◆ Task list ◆
1. Write out, word for word, the part of the thesis defense announcement that opens with the words containing "Abstract: Within the" and closes with "of the protostars.".
2. Rewrite the records as a JSON list of strings, one string per line and no blank lines, from the start of the records through the line containing "task-view-icon (82, 1056, 100, 1070)".

◆ Page extract ◆
(begin)
Master's Thesis Defense by Ida Stenberg Holk

Title: Characterization of formaldehyde as a molecular tracer in protostellar regions.

Abstract: Within the protostellar environment, many important physical and chemical processes are taking place, during the period from a protostar first forms until it develops into a main sequence star. To study these processes we investigate the physics of different parts of the protostellar environment such as the infall region, outflow region, and disk region as we describe each piece might be able to combine them into the full picture. The data analyzed in this project come from the eDisk ALMA Large Program and consists of observations of 14 young protostars (9 Class 0 and 5 Class I) from the ALMA telescope taken with a very high angular resolution of ~5 AU (0.04'') in the spectral range of 216.801 - 218.683 GHz. This allows us to image the emission of molecular line tracers in great detail and disentangle how they trace the different regions of the protostars.

This project aimed to study the excitation conditions of protostellar outflows to investigate the connection between protostellar outflows and disks. However, after analyzing the emission of these regions, we have discovered that formaldehyde is not always present in protostellar outflows. This has led us to instead investigate the distribution of formaldehyde emission to characterize formaldehyde as a molecular tracer of different regions in the protostellar environment. The investigated protostellar regions are divided into four groups, based on morphology in the molecular emission line maps. These groups are then compared relative to velocities, excitation temperatures, and column density as well as information about, bolometric temperature, bolometric luminosity, inclination angles, and information gathered from the literature. All information gathered and produced during this project is presented and compared in diagrams to highlight the key characteristics of each group.
(end)
Records excerpted from a collection
(begin)
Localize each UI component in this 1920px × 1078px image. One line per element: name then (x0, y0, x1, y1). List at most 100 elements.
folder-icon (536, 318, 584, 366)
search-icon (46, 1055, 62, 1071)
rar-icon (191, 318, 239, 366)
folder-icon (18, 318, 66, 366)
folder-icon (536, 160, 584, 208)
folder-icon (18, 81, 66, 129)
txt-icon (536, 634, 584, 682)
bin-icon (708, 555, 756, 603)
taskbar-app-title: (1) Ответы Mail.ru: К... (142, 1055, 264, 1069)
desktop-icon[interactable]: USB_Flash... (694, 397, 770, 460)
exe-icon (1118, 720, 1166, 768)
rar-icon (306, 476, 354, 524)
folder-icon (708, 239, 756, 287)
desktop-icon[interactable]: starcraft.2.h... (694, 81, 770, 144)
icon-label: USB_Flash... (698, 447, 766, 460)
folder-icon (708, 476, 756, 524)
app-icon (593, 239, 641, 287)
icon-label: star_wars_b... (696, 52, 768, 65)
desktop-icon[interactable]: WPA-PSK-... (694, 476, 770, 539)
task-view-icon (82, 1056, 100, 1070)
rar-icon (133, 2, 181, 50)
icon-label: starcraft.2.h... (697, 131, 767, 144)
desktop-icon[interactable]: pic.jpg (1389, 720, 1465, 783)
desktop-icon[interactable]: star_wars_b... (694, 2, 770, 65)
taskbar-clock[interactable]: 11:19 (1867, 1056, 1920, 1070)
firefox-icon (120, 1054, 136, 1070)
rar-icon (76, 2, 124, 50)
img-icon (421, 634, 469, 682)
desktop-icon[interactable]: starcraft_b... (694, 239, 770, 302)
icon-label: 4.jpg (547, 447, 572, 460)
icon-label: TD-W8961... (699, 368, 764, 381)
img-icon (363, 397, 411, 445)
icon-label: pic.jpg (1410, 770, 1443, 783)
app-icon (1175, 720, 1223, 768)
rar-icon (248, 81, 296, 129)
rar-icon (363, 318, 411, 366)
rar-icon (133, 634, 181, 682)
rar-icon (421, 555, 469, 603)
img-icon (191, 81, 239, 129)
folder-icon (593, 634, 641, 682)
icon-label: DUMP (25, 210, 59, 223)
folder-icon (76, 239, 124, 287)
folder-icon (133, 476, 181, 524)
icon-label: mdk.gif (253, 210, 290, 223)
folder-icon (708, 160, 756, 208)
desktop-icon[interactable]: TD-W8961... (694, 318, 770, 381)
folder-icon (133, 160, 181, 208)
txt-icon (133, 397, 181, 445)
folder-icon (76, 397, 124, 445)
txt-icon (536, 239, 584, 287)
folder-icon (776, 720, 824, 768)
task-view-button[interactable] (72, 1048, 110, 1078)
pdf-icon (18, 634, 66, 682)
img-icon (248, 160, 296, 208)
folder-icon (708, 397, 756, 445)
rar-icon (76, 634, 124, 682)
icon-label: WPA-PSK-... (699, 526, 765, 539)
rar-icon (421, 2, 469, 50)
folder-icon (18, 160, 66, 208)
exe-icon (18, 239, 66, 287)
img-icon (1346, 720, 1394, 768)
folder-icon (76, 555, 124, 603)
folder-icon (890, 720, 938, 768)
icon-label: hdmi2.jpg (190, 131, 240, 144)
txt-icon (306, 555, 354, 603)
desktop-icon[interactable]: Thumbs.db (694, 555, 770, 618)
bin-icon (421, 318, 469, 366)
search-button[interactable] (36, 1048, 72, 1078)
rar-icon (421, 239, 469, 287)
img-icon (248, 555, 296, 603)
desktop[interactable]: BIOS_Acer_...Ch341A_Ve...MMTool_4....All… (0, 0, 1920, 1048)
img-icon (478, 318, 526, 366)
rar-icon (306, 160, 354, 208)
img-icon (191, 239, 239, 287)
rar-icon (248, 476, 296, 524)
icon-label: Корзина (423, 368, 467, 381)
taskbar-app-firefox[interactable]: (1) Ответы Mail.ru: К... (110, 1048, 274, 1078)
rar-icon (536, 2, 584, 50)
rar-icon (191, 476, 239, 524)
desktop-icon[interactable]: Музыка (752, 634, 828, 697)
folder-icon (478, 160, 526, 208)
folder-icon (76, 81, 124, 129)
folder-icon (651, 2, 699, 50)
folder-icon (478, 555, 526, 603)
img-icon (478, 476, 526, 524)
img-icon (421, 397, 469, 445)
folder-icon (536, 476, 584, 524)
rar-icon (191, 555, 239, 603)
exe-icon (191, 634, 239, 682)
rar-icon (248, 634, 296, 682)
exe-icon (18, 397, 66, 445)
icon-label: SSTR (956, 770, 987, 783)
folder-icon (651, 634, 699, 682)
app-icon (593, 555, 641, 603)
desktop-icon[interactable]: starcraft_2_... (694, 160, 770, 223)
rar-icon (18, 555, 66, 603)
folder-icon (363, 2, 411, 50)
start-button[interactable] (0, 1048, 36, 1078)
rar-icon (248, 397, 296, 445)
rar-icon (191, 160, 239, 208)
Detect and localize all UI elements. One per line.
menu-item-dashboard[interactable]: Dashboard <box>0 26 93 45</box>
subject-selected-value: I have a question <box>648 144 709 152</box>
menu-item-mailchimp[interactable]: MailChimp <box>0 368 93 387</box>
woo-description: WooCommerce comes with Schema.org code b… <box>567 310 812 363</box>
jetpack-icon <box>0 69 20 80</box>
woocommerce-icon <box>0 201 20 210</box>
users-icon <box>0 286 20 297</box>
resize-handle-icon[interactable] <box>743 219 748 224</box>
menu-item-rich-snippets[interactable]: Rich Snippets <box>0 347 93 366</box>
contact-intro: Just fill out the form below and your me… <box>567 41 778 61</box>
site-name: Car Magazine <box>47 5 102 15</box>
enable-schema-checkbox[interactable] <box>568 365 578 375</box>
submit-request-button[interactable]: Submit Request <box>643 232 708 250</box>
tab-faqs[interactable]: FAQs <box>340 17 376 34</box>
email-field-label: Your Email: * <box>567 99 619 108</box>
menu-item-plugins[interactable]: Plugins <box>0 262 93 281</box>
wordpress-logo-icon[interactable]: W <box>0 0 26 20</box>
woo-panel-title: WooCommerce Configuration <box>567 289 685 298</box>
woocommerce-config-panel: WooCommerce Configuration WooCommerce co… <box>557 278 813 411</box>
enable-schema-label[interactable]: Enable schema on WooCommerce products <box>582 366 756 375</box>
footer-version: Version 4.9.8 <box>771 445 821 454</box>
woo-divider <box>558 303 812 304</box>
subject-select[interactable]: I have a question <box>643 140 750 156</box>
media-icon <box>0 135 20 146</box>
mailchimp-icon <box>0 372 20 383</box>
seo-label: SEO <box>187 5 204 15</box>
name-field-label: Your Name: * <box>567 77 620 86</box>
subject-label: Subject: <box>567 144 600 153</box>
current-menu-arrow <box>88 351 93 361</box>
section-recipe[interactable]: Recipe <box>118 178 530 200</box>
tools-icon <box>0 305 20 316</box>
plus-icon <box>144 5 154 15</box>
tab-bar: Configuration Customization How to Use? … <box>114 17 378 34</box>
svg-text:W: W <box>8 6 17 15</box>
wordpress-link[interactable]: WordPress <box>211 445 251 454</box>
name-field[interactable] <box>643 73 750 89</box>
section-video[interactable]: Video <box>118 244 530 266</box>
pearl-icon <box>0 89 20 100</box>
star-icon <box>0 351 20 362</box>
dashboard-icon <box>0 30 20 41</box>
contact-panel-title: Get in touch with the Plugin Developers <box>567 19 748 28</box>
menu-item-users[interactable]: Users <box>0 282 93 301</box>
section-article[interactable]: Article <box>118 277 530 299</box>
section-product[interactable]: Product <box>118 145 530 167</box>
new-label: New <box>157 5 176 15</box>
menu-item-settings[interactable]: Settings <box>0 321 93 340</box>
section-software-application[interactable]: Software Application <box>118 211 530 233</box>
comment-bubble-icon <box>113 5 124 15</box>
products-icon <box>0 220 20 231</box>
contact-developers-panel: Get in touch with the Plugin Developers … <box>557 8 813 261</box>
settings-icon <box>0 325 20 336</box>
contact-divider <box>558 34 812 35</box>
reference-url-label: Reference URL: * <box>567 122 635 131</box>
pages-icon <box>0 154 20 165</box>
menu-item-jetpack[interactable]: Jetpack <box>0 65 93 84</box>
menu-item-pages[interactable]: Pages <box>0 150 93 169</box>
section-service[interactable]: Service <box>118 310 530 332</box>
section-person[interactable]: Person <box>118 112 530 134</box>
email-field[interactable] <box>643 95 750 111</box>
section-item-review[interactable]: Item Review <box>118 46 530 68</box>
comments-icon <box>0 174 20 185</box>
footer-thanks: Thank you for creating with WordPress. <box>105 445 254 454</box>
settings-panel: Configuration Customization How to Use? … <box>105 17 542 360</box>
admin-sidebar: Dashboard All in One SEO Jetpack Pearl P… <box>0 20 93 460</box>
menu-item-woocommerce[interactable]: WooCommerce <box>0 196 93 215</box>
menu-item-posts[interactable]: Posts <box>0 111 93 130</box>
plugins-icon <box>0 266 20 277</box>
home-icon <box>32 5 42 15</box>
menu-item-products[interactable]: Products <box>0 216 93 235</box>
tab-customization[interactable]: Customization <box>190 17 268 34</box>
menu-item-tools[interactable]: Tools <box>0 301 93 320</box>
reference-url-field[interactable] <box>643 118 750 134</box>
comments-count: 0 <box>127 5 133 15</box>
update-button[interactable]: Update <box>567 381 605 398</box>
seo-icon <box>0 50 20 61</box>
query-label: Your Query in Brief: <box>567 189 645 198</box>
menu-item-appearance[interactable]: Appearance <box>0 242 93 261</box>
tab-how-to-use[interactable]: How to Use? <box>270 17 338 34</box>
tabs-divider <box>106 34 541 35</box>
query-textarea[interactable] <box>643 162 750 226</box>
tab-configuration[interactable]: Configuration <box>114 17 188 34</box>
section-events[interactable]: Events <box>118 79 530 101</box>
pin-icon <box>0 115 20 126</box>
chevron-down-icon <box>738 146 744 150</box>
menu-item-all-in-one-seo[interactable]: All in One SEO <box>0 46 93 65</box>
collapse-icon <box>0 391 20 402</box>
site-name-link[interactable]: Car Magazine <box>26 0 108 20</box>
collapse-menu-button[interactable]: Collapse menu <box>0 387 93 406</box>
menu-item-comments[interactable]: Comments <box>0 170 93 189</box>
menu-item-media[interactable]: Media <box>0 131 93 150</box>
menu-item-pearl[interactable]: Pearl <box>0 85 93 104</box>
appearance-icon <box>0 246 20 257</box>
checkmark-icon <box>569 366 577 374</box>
(end)
◆ Task responses ◆
1.
Abstract: Within the protostellar environment, many important physical and chemical processes are taking place, during the period from a protostar first forms until it develops into a main sequence star. To study these processes we investigate the physics of different parts of the protostellar environment such as the infall region, outflow region, and disk region as we describe each piece might be able to combine them into the full picture. The data analyzed in this project come from the eDisk ALMA Large Program and consists of observations of 14 young protostars (9 Class 0 and 5 Class I) from the ALMA telescope taken with a very high angular resolution of ~5 AU (0.04'') in the spectral range of 216.801 - 218.683 GHz. This allows us to image the emission of molecular line tracers in great detail and disentangle how they trace the different regions of the protostars.

2.
[
  "Localize each UI component in this 1920px × 1078px image. One line per element: name then (x0, y0, x1, y1). List at most 100 elements.",
  "folder-icon (536, 318, 584, 366)",
  "search-icon (46, 1055, 62, 1071)",
  "rar-icon (191, 318, 239, 366)",
  "folder-icon (18, 318, 66, 366)",
  "folder-icon (536, 160, 584, 208)",
  "folder-icon (18, 81, 66, 129)",
  "txt-icon (536, 634, 584, 682)",
  "bin-icon (708, 555, 756, 603)",
  "taskbar-app-title: (1) Ответы Mail.ru: К... (142, 1055, 264, 1069)",
  "desktop-icon[interactable]: USB_Flash... (694, 397, 770, 460)",
  "exe-icon (1118, 720, 1166, 768)",
  "rar-icon (306, 476, 354, 524)",
  "folder-icon (708, 239, 756, 287)",
  "desktop-icon[interactable]: starcraft.2.h... (694, 81, 770, 144)",
  "icon-label: USB_Flash... (698, 447, 766, 460)",
  "folder-icon (708, 476, 756, 524)",
  "app-icon (593, 239, 641, 287)",
  "icon-label: star_wars_b... (696, 52, 768, 65)",
  "desktop-icon[interactable]: WPA-PSK-... (694, 476, 770, 539)",
  "task-view-icon (82, 1056, 100, 1070)"
]